- [Extracted information]
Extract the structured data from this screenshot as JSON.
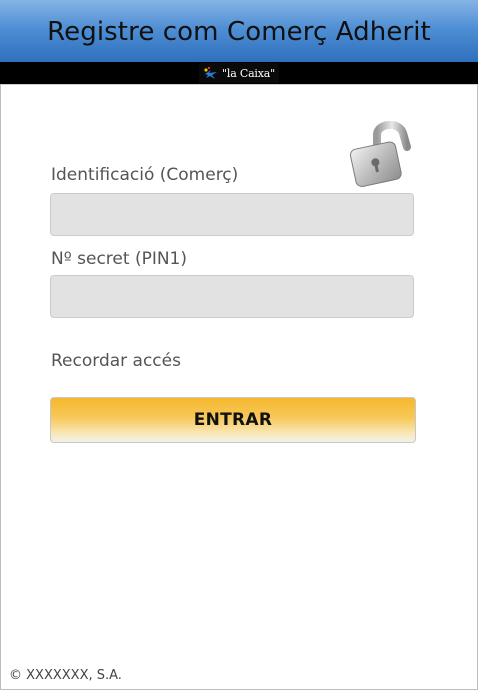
{
  "header": {
    "title": "Registre com Comerç Adherit"
  },
  "brand": {
    "logo_text": "\"la Caixa\"",
    "star_color": "#2a7fd4"
  },
  "form": {
    "id_label": "Identificació (Comerç)",
    "id_value": "",
    "pin_label": "Nº secret (PIN1)",
    "pin_value": "",
    "remember_label": "Recordar accés",
    "submit_label": "ENTRAR"
  },
  "footer": {
    "copyright": "© XXXXXXX, S.A."
  },
  "colors": {
    "header_blue": "#4f8fd4",
    "button_yellow": "#f6b82d",
    "field_gray": "#e2e2e2"
  }
}
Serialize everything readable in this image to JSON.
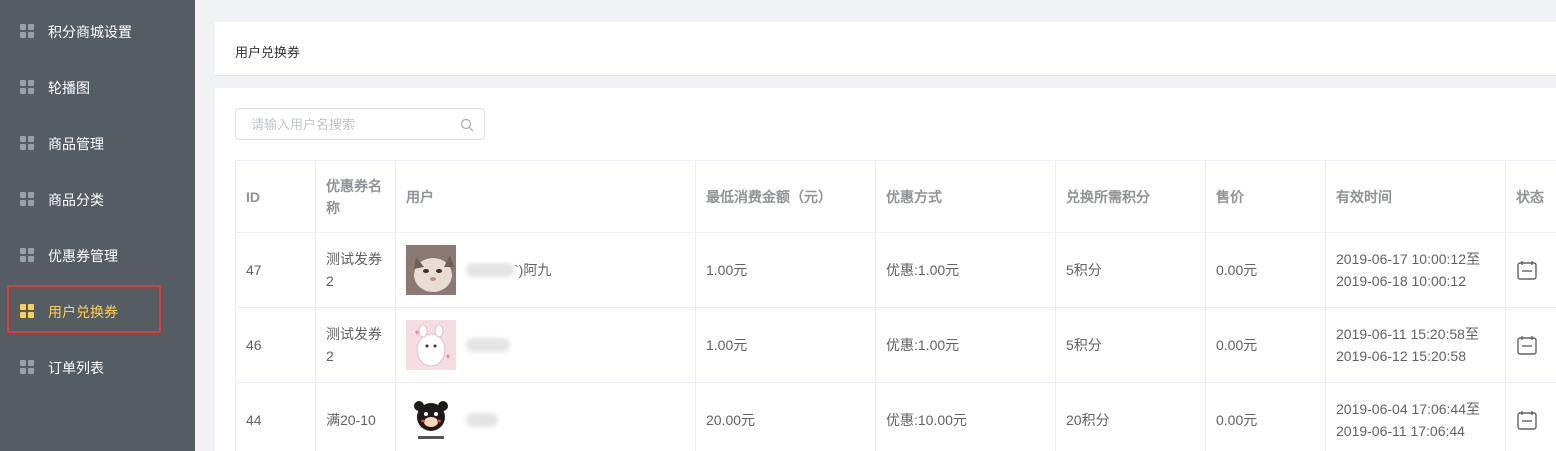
{
  "sidebar": {
    "items": [
      {
        "label": "积分商城设置",
        "active": false
      },
      {
        "label": "轮播图",
        "active": false
      },
      {
        "label": "商品管理",
        "active": false
      },
      {
        "label": "商品分类",
        "active": false
      },
      {
        "label": "优惠券管理",
        "active": false
      },
      {
        "label": "用户兑换券",
        "active": true
      },
      {
        "label": "订单列表",
        "active": false
      }
    ],
    "active_color": "#ffd04b",
    "bg_color": "#545c64"
  },
  "breadcrumb": {
    "title": "用户兑换券"
  },
  "search": {
    "placeholder": "请输入用户名搜索",
    "value": ""
  },
  "table": {
    "headers": {
      "id": "ID",
      "coupon_name": "优惠券名称",
      "user": "用户",
      "min_spend": "最低消费金额（元）",
      "discount": "优惠方式",
      "points": "兑换所需积分",
      "price": "售价",
      "valid_time": "有效时间",
      "status": "状态"
    },
    "rows": [
      {
        "id": "47",
        "coupon_name": "测试发券2",
        "user_name": "`)阿九",
        "min_spend": "1.00元",
        "discount": "优惠:1.00元",
        "points": "5积分",
        "price": "0.00元",
        "valid_from": "2019-06-17 10:00:12至",
        "valid_to": "2019-06-18 10:00:12",
        "status_icon": "calendar-icon"
      },
      {
        "id": "46",
        "coupon_name": "测试发券2",
        "user_name": "",
        "min_spend": "1.00元",
        "discount": "优惠:1.00元",
        "points": "5积分",
        "price": "0.00元",
        "valid_from": "2019-06-11 15:20:58至",
        "valid_to": "2019-06-12 15:20:58",
        "status_icon": "calendar-icon"
      },
      {
        "id": "44",
        "coupon_name": "满20-10",
        "user_name": "",
        "min_spend": "20.00元",
        "discount": "优惠:10.00元",
        "points": "20积分",
        "price": "0.00元",
        "valid_from": "2019-06-04 17:06:44至",
        "valid_to": "2019-06-11 17:06:44",
        "status_icon": "calendar-icon"
      }
    ]
  }
}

- [Brief]
Check each line of the data above for the word "Comerç", then state how many lines have it. Give the number alone.

- [Exercise solution]
2